> WRITTEN EXERCISE
Gather all lines in the records below that include the word "односторонние".

> INPUT MATERIAL
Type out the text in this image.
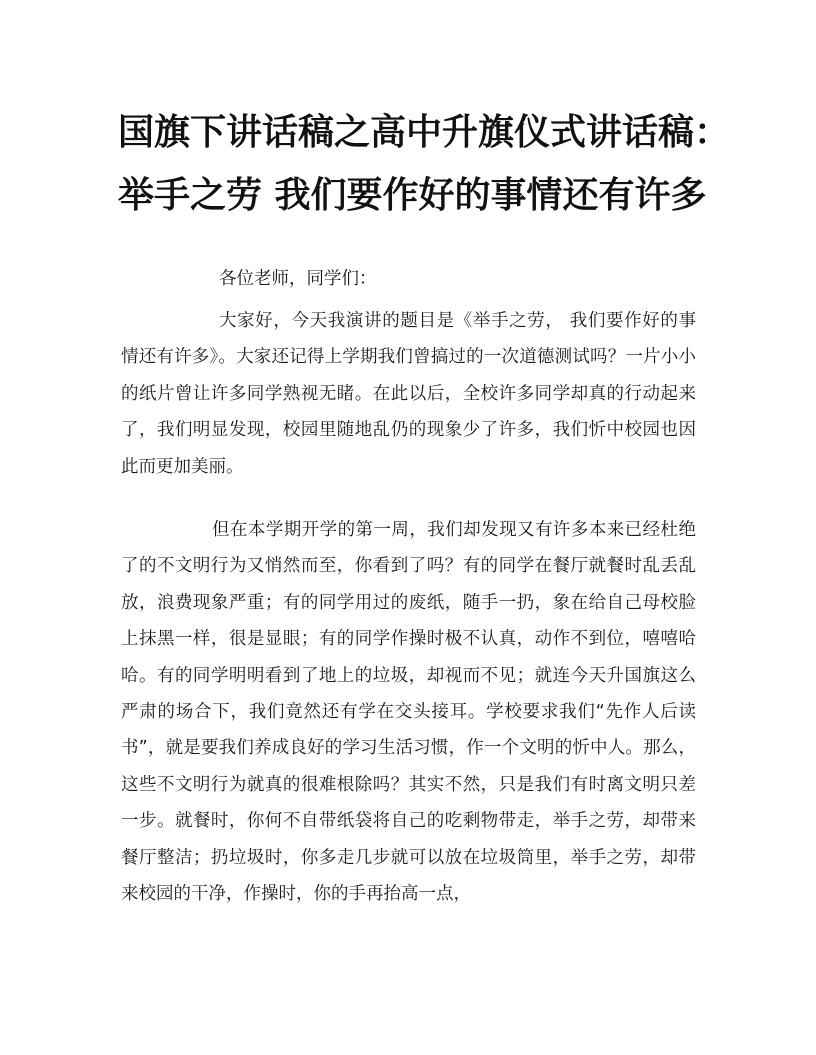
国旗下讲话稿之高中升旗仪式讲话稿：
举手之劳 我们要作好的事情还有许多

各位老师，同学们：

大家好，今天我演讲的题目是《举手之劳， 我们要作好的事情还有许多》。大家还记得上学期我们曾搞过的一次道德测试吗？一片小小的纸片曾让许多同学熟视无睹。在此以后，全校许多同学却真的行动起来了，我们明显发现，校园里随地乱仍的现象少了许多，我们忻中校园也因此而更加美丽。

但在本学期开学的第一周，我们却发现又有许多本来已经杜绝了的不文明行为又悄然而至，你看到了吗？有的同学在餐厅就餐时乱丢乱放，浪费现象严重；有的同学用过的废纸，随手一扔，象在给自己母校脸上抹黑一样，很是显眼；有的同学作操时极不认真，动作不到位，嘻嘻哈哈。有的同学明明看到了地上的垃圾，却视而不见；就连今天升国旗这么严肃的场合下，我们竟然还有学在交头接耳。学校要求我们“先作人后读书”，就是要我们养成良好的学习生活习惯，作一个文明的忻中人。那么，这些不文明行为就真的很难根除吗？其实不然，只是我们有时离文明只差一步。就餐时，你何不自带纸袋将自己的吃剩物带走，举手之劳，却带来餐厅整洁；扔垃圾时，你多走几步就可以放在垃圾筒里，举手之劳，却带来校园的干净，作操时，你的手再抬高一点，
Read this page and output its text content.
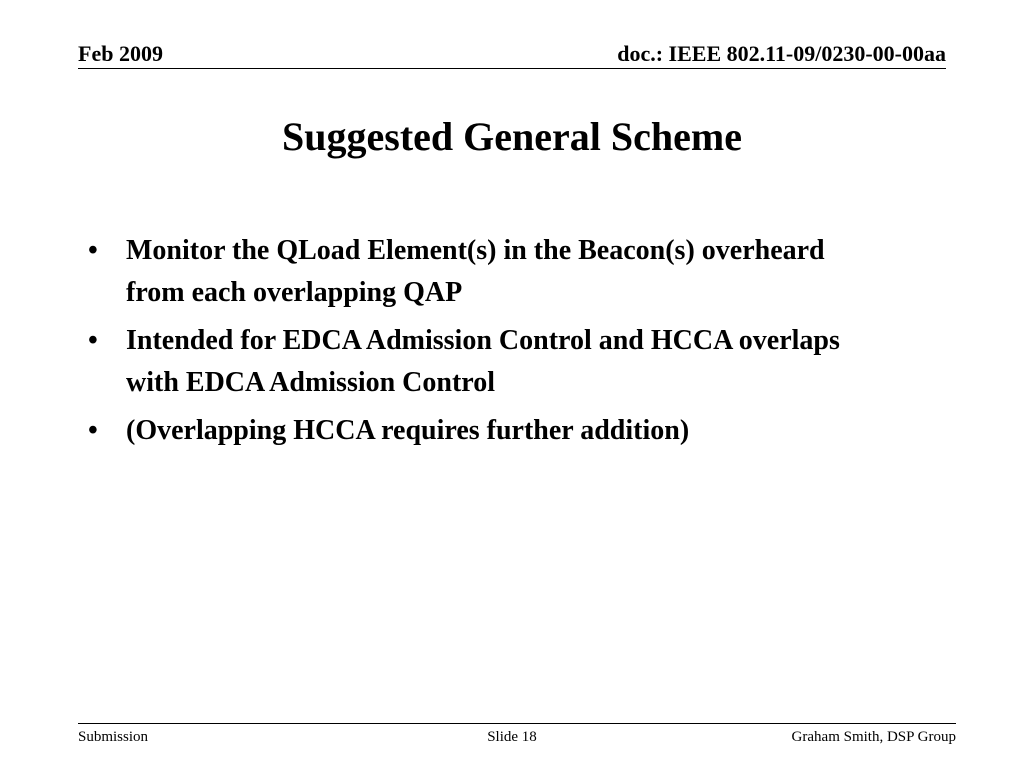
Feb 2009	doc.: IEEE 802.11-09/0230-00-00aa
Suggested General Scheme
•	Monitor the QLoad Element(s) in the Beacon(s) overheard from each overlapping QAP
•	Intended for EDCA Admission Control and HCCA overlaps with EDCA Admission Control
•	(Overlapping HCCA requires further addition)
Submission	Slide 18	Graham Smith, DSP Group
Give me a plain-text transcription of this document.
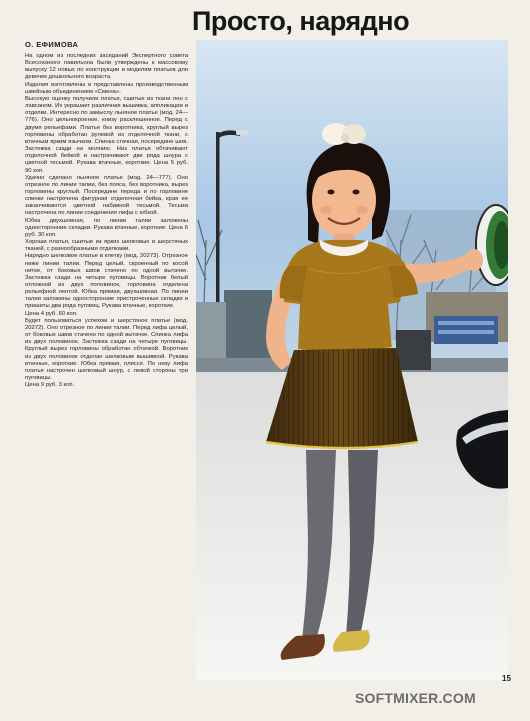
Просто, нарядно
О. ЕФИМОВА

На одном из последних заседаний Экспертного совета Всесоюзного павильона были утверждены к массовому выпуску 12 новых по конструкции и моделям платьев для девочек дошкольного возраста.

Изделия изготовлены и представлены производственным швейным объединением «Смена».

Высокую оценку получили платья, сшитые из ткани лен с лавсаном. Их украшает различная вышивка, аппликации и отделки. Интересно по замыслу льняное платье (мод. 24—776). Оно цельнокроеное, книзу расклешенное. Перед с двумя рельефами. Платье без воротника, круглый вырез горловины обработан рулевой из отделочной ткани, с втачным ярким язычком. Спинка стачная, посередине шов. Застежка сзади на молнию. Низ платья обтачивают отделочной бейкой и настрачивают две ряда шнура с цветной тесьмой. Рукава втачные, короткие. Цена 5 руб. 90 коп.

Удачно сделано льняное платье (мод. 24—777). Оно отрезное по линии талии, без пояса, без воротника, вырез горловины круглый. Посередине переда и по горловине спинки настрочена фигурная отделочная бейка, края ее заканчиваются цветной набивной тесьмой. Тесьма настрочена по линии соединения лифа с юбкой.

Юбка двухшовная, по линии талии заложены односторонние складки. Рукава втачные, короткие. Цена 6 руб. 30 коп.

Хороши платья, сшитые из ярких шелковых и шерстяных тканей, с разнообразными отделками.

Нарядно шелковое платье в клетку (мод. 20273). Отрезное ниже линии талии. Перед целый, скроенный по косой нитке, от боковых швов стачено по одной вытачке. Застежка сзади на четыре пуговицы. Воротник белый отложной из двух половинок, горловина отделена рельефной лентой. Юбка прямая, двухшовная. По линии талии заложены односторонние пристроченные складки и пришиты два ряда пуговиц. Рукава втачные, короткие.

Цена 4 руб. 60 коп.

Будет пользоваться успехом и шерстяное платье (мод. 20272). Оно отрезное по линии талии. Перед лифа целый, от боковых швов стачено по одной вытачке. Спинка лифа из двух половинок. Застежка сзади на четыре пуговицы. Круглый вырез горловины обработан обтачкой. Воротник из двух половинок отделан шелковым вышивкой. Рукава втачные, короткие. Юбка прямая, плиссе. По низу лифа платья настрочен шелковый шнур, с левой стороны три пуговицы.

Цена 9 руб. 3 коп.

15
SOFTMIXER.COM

> SOLVED EXERCISE
Юбка двухшовная, по линии талии заложены односторонние складки. Рукава втачные, короткие. Цена 6 руб. 30 коп.
Нарядно шелковое платье в клетку (мод. 20273). Отрезное ниже линии талии. Перед целый, скроенный по косой нитке, от боковых швов стачено по одной вытачке. Застежка сзади на четыре пуговицы. Воротник белый отложной из двух половинок, горловина отделена рельефной лентой. Юбка прямая, двухшовная. По линии талии заложены односторонние пристроченные складки и пришиты два ряда пуговиц. Рукава втачные, короткие.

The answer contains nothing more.